Short task — Your answer should be a single number: the count of lines containing the string "this".

Data records —
⟨

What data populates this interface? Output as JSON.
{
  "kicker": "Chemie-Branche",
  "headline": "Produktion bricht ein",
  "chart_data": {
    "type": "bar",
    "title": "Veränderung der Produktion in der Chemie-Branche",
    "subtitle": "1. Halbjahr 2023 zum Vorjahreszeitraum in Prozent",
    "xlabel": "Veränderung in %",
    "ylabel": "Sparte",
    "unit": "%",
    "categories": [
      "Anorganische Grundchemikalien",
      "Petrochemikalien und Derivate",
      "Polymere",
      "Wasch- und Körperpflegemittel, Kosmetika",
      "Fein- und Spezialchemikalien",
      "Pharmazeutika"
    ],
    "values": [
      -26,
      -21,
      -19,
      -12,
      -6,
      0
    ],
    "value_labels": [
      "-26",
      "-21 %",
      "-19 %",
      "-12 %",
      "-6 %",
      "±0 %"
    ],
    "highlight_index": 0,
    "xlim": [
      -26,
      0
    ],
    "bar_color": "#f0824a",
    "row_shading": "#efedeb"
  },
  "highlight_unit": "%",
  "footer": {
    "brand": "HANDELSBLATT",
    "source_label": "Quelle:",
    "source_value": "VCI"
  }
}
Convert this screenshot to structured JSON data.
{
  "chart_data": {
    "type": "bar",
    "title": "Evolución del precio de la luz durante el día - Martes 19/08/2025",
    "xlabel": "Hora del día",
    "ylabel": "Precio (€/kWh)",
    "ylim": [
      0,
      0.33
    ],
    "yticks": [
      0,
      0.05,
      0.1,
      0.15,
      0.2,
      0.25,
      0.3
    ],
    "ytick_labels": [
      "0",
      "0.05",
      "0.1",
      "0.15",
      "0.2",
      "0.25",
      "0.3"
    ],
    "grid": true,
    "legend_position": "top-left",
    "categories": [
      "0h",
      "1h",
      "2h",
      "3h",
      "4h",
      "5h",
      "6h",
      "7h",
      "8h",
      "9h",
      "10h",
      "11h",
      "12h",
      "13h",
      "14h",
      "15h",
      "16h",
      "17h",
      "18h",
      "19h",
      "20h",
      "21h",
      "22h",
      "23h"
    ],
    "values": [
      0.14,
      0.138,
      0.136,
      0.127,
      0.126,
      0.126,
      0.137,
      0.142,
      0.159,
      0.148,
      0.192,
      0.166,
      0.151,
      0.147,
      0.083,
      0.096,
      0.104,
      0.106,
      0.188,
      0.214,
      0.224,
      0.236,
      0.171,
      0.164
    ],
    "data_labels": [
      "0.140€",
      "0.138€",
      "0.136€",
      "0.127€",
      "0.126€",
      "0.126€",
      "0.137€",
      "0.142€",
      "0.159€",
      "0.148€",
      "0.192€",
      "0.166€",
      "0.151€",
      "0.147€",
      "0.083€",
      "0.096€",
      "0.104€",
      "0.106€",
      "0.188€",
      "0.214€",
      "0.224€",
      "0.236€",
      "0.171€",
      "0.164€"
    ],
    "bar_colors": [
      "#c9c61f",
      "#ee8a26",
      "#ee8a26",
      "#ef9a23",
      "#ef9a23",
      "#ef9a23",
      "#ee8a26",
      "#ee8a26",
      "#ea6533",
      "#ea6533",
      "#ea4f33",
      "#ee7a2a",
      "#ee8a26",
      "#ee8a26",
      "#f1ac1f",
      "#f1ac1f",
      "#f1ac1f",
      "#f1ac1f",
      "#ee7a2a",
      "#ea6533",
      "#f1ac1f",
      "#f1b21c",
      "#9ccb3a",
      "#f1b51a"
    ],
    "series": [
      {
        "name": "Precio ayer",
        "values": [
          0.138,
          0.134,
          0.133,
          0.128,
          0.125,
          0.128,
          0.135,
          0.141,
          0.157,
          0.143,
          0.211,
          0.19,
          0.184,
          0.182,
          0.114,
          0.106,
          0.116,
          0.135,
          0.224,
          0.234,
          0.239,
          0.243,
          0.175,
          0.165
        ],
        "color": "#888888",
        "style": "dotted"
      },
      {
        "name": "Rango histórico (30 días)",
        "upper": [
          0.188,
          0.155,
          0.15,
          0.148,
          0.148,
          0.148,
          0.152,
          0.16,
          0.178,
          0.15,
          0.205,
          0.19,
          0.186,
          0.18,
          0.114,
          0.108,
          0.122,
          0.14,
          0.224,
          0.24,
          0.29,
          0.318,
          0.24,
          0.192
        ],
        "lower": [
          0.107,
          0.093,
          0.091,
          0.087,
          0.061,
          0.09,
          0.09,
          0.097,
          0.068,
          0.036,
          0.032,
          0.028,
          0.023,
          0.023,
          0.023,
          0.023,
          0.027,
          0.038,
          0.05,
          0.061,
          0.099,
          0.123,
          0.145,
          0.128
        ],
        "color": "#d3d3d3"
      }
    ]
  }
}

⟩

Full answer — 2